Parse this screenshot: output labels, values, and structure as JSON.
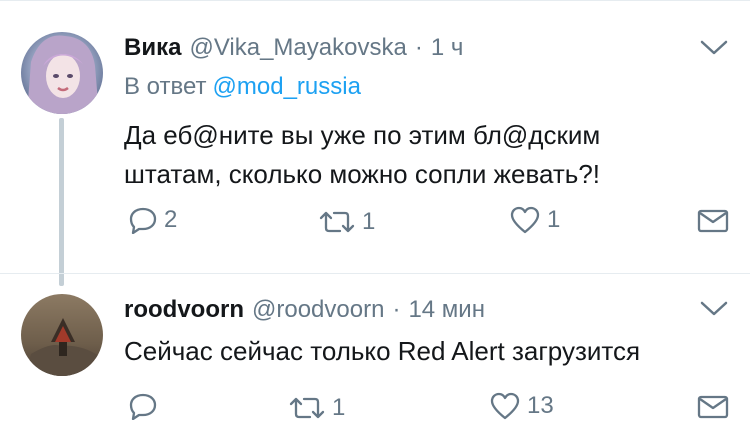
{
  "tweets": [
    {
      "name": "Вика",
      "handle": "@Vika_Mayakovska",
      "time": "1 ч",
      "reply_prefix": "В ответ",
      "reply_mention": "@mod_russia",
      "text_lines": [
        "Да еб@ните вы уже по этим бл@дским",
        "штатам, сколько можно сопли жевать?!"
      ],
      "actions": {
        "reply_count": "2",
        "retweet_count": "1",
        "like_count": "1"
      }
    },
    {
      "name": "roodvoorn",
      "handle": "@roodvoorn",
      "time": "14 мин",
      "text_lines": [
        "Сейчас сейчас только Red Alert загрузится"
      ],
      "actions": {
        "reply_count": "",
        "retweet_count": "1",
        "like_count": "13"
      }
    }
  ],
  "icons": {
    "more": "chevron-down-icon",
    "reply": "reply-icon",
    "retweet": "retweet-icon",
    "like": "heart-icon",
    "dm": "envelope-icon"
  },
  "colors": {
    "icon_gray": "#657786",
    "link_blue": "#1da1f2",
    "text": "#14171a",
    "thread_line": "#c4cfd6"
  }
}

::::

What you will do: Restate every record exactly, please; do not copy the pictures.

Response to the exercise:
Parse this screenshot: output labels, values, and structure as JSON.
{
  "tweets": [
    {
      "name": "Вика",
      "handle": "@Vika_Mayakovska",
      "time": "1 ч",
      "reply_prefix": "В ответ",
      "reply_mention": "@mod_russia",
      "text_lines": [
        "Да еб@ните вы уже по этим бл@дским",
        "штатам, сколько можно сопли жевать?!"
      ],
      "actions": {
        "reply_count": "2",
        "retweet_count": "1",
        "like_count": "1"
      }
    },
    {
      "name": "roodvoorn",
      "handle": "@roodvoorn",
      "time": "14 мин",
      "text_lines": [
        "Сейчас сейчас только Red Alert загрузится"
      ],
      "actions": {
        "reply_count": "",
        "retweet_count": "1",
        "like_count": "13"
      }
    }
  ],
  "icons": {
    "more": "chevron-down-icon",
    "reply": "reply-icon",
    "retweet": "retweet-icon",
    "like": "heart-icon",
    "dm": "envelope-icon"
  },
  "colors": {
    "icon_gray": "#657786",
    "link_blue": "#1da1f2",
    "text": "#14171a",
    "thread_line": "#c4cfd6"
  }
}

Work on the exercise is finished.